Start of EXERCISE INPUT
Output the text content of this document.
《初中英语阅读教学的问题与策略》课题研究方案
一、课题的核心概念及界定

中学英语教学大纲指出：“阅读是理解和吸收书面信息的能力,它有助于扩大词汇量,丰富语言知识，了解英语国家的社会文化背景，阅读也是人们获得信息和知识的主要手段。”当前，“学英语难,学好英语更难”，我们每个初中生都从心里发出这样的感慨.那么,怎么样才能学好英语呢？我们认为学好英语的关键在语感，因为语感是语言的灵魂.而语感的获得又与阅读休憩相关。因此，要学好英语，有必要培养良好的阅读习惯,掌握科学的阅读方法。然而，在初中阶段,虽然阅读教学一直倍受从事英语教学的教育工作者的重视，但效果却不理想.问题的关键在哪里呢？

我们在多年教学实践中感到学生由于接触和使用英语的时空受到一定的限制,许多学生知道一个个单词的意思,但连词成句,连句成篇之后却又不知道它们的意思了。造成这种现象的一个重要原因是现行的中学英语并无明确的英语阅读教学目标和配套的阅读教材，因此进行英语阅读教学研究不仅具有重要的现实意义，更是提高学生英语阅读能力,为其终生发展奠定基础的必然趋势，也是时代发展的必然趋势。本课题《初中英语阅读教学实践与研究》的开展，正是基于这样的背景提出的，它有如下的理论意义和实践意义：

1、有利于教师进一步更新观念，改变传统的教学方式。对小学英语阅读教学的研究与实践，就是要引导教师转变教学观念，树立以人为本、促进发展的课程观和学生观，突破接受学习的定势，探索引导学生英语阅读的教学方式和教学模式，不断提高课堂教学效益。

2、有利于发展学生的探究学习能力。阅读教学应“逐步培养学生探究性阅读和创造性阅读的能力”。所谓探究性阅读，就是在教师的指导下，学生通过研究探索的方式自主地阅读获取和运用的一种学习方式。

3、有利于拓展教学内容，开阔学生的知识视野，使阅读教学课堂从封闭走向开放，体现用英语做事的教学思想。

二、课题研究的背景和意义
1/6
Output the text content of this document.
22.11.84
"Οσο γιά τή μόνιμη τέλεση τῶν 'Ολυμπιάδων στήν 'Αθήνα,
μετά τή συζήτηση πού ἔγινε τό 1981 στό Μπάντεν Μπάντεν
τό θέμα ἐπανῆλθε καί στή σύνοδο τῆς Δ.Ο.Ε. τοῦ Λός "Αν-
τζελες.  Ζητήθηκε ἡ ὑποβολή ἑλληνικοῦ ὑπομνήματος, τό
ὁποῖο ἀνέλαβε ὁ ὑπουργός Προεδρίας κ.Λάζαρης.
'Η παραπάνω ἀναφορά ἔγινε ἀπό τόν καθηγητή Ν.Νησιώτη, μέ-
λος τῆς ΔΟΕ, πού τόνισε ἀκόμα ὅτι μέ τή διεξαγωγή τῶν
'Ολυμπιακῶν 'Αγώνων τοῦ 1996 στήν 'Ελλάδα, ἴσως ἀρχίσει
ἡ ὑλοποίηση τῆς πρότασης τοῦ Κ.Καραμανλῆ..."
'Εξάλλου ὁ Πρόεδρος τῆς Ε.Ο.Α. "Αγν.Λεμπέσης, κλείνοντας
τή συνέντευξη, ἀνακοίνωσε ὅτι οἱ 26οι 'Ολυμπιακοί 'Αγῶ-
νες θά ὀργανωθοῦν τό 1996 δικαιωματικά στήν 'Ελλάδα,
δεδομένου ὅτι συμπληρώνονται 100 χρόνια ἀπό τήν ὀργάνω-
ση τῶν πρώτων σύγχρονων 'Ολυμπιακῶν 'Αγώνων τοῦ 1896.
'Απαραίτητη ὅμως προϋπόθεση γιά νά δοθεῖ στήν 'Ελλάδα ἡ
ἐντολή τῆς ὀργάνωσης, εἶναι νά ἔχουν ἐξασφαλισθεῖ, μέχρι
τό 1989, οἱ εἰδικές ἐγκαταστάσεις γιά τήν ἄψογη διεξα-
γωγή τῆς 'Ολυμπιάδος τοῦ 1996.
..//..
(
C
End of EXERCISE INPUT
TASK DETAILS: Copy all data exactly, start to finish.

TASK ANSWER:
Output the text content of this document.
《初中英语阅读教学的问题与策略》课题研究方案
一、课题的核心概念及界定

中学英语教学大纲指出：“阅读是理解和吸收书面信息的能力,它有助于扩大词汇量,丰富语言知识，了解英语国家的社会文化背景，阅读也是人们获得信息和知识的主要手段。”当前，“学英语难,学好英语更难”，我们每个初中生都从心里发出这样的感慨.那么,怎么样才能学好英语呢？我们认为学好英语的关键在语感，因为语感是语言的灵魂.而语感的获得又与阅读休憩相关。因此，要学好英语，有必要培养良好的阅读习惯,掌握科学的阅读方法。然而，在初中阶段,虽然阅读教学一直倍受从事英语教学的教育工作者的重视，但效果却不理想.问题的关键在哪里呢？

我们在多年教学实践中感到学生由于接触和使用英语的时空受到一定的限制,许多学生知道一个个单词的意思,但连词成句,连句成篇之后却又不知道它们的意思了。造成这种现象的一个重要原因是现行的中学英语并无明确的英语阅读教学目标和配套的阅读教材，因此进行英语阅读教学研究不仅具有重要的现实意义，更是提高学生英语阅读能力,为其终生发展奠定基础的必然趋势，也是时代发展的必然趋势。本课题《初中英语阅读教学实践与研究》的开展，正是基于这样的背景提出的，它有如下的理论意义和实践意义：

1、有利于教师进一步更新观念，改变传统的教学方式。对小学英语阅读教学的研究与实践，就是要引导教师转变教学观念，树立以人为本、促进发展的课程观和学生观，突破接受学习的定势，探索引导学生英语阅读的教学方式和教学模式，不断提高课堂教学效益。

2、有利于发展学生的探究学习能力。阅读教学应“逐步培养学生探究性阅读和创造性阅读的能力”。所谓探究性阅读，就是在教师的指导下，学生通过研究探索的方式自主地阅读获取和运用的一种学习方式。

3、有利于拓展教学内容，开阔学生的知识视野，使阅读教学课堂从封闭走向开放，体现用英语做事的教学思想。

二、课题研究的背景和意义
1/6
Output the text content of this document.
22.11.84
"Οσο γιά τή μόνιμη τέλεση τῶν 'Ολυμπιάδων στήν 'Αθήνα,
μετά τή συζήτηση πού ἔγινε τό 1981 στό Μπάντεν Μπάντεν
τό θέμα ἐπανῆλθε καί στή σύνοδο τῆς Δ.Ο.Ε. τοῦ Λός "Αν-
τζελες.  Ζητήθηκε ἡ ὑποβολή ἑλληνικοῦ ὑπομνήματος, τό
ὁποῖο ἀνέλαβε ὁ ὑπουργός Προεδρίας κ.Λάζαρης.
'Η παραπάνω ἀναφορά ἔγινε ἀπό τόν καθηγητή Ν.Νησιώτη, μέ-
λος τῆς ΔΟΕ, πού τόνισε ἀκόμα ὅτι μέ τή διεξαγωγή τῶν
'Ολυμπιακῶν 'Αγώνων τοῦ 1996 στήν 'Ελλάδα, ἴσως ἀρχίσει
ἡ ὑλοποίηση τῆς πρότασης τοῦ Κ.Καραμανλῆ..."
'Εξάλλου ὁ Πρόεδρος τῆς Ε.Ο.Α. "Αγν.Λεμπέσης, κλείνοντας
τή συνέντευξη, ἀνακοίνωσε ὅτι οἱ 26οι 'Ολυμπιακοί 'Αγῶ-
νες θά ὀργανωθοῦν τό 1996 δικαιωματικά στήν 'Ελλάδα,
δεδομένου ὅτι συμπληρώνονται 100 χρόνια ἀπό τήν ὀργάνω-
ση τῶν πρώτων σύγχρονων 'Ολυμπιακῶν 'Αγώνων τοῦ 1896.
'Απαραίτητη ὅμως προϋπόθεση γιά νά δοθεῖ στήν 'Ελλάδα ἡ
ἐντολή τῆς ὀργάνωσης, εἶναι νά ἔχουν ἐξασφαλισθεῖ, μέχρι
τό 1989, οἱ εἰδικές ἐγκαταστάσεις γιά τήν ἄψογη διεξα-
γωγή τῆς 'Ολυμπιάδος τοῦ 1996.
..//..
(
C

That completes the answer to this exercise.